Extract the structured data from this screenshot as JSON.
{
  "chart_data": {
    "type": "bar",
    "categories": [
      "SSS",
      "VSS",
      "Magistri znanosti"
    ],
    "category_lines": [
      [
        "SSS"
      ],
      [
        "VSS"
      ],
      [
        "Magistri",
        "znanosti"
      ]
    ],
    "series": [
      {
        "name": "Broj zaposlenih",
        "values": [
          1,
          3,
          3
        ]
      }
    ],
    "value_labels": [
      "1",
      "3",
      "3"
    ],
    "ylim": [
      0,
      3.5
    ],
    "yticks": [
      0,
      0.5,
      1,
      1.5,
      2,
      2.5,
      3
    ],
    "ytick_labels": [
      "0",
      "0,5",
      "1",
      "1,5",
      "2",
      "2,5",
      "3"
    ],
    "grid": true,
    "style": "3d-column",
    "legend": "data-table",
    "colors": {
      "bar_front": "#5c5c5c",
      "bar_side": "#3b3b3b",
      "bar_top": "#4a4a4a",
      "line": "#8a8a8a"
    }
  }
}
* * *
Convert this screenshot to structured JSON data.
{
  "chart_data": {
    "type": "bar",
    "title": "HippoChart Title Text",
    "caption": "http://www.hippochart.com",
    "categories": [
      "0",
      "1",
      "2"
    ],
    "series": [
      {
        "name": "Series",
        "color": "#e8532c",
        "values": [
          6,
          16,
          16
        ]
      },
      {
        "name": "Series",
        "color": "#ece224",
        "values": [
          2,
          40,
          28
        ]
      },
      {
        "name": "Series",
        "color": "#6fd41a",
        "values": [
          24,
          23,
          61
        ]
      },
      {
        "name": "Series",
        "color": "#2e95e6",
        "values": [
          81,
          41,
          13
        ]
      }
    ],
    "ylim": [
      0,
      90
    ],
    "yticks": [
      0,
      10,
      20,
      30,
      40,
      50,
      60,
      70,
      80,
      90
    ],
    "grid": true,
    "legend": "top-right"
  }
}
* * *
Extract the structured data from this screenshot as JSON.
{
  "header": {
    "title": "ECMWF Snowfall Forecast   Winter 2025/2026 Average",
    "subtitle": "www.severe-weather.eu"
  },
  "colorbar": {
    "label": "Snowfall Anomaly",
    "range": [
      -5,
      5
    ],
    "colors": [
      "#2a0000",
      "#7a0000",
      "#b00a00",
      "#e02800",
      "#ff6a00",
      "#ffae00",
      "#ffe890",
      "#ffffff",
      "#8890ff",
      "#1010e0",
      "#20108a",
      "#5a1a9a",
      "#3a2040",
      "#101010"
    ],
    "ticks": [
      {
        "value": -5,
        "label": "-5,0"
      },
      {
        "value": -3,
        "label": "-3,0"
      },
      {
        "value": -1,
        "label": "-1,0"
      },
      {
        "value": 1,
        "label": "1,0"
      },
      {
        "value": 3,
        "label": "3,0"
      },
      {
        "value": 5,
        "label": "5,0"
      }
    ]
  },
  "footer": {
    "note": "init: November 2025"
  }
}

> _What is required_: Your task is to gather every line with the word "Snowfall" and copy it.

> _Exercise solution_:
    "title": "ECMWF Snowfall Forecast   Winter 2025/2026 Average",
    "label": "Snowfall Anomaly",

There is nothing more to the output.